— Begin —
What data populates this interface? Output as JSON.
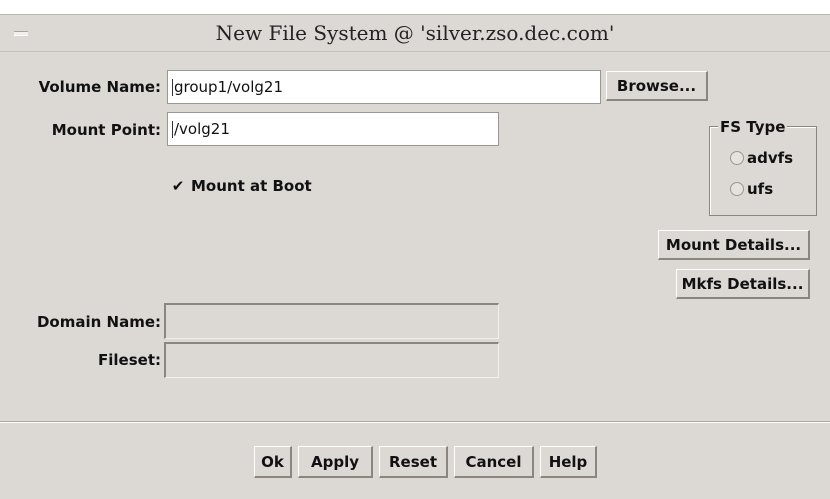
{
  "window": {
    "title": "New File System @ 'silver.zso.dec.com'"
  },
  "form": {
    "volume_name_label": "Volume Name:",
    "volume_name_value": "group1/volg21",
    "browse_label": "Browse...",
    "mount_point_label": "Mount Point:",
    "mount_point_value": "/volg21",
    "mount_at_boot_label": "Mount at Boot",
    "mount_at_boot_checked": true,
    "domain_name_label": "Domain Name:",
    "domain_name_value": "",
    "fileset_label": "Fileset:",
    "fileset_value": ""
  },
  "fs_type": {
    "legend": "FS Type",
    "options": [
      "advfs",
      "ufs"
    ],
    "selected": null
  },
  "side_buttons": {
    "mount_details": "Mount Details...",
    "mkfs_details": "Mkfs Details..."
  },
  "footer": {
    "ok": "Ok",
    "apply": "Apply",
    "reset": "Reset",
    "cancel": "Cancel",
    "help": "Help"
  },
  "icons": {
    "window_menu": "window-menu-icon",
    "checkmark": "checkmark-icon",
    "radio": "radio-icon"
  },
  "colors": {
    "background": "#dcd9d5",
    "field": "#ffffff",
    "text": "#111111"
  }
}
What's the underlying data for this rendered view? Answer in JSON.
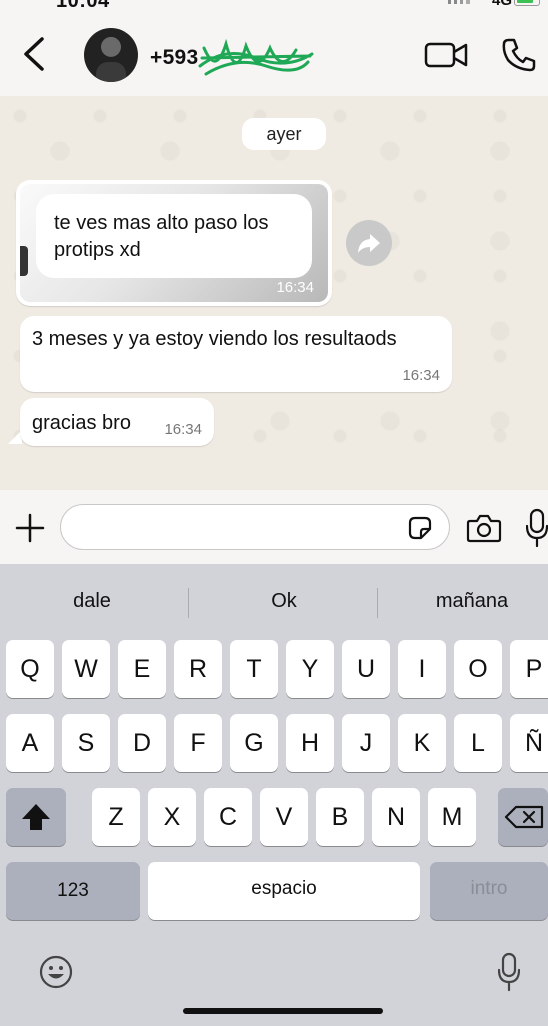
— End —
SHORT EXERCISE: Above are entries; state the number of lines among them that contain "data", and nothing else.

PROBLEM SOLUTION: 2